Reproduce all the entries precisely.

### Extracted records
BEGIN

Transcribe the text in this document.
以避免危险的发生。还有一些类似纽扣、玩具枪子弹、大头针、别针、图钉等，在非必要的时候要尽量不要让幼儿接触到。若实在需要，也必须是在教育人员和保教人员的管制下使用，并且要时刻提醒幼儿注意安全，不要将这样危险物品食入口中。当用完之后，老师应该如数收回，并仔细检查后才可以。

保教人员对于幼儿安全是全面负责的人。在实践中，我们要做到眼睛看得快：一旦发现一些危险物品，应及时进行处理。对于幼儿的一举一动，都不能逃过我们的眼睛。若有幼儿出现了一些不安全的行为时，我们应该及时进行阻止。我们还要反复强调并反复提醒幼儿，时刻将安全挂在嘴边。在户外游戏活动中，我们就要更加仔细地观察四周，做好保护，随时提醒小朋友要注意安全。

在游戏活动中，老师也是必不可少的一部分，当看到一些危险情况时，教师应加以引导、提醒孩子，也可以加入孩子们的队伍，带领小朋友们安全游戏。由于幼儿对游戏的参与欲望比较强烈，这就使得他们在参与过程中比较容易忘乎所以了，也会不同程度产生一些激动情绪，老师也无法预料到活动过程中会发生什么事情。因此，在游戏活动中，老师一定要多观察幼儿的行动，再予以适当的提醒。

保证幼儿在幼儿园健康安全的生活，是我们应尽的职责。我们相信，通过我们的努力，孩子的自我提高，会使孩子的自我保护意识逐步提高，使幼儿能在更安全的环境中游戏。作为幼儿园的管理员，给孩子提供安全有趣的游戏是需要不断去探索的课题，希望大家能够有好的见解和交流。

END

### REPLY TO THE EXERCISE
Transcribe the text in this document.
以避免危险的发生。还有一些类似纽扣、玩具枪子弹、大头针、别针、图钉等，在非必要的时候要尽量不要让幼儿接触到。若实在需要，也必须是在教育人员和保教人员的管制下使用，并且要时刻提醒幼儿注意安全，不要将这样危险物品食入口中。当用完之后，老师应该如数收回，并仔细检查后才可以。

保教人员对于幼儿安全是全面负责的人。在实践中，我们要做到眼睛看得快：一旦发现一些危险物品，应及时进行处理。对于幼儿的一举一动，都不能逃过我们的眼睛。若有幼儿出现了一些不安全的行为时，我们应该及时进行阻止。我们还要反复强调并反复提醒幼儿，时刻将安全挂在嘴边。在户外游戏活动中，我们就要更加仔细地观察四周，做好保护，随时提醒小朋友要注意安全。

在游戏活动中，老师也是必不可少的一部分，当看到一些危险情况时，教师应加以引导、提醒孩子，也可以加入孩子们的队伍，带领小朋友们安全游戏。由于幼儿对游戏的参与欲望比较强烈，这就使得他们在参与过程中比较容易忘乎所以了，也会不同程度产生一些激动情绪，老师也无法预料到活动过程中会发生什么事情。因此，在游戏活动中，老师一定要多观察幼儿的行动，再予以适当的提醒。

保证幼儿在幼儿园健康安全的生活，是我们应尽的职责。我们相信，通过我们的努力，孩子的自我提高，会使孩子的自我保护意识逐步提高，使幼儿能在更安全的环境中游戏。作为幼儿园的管理员，给孩子提供安全有趣的游戏是需要不断去探索的课题，希望大家能够有好的见解和交流。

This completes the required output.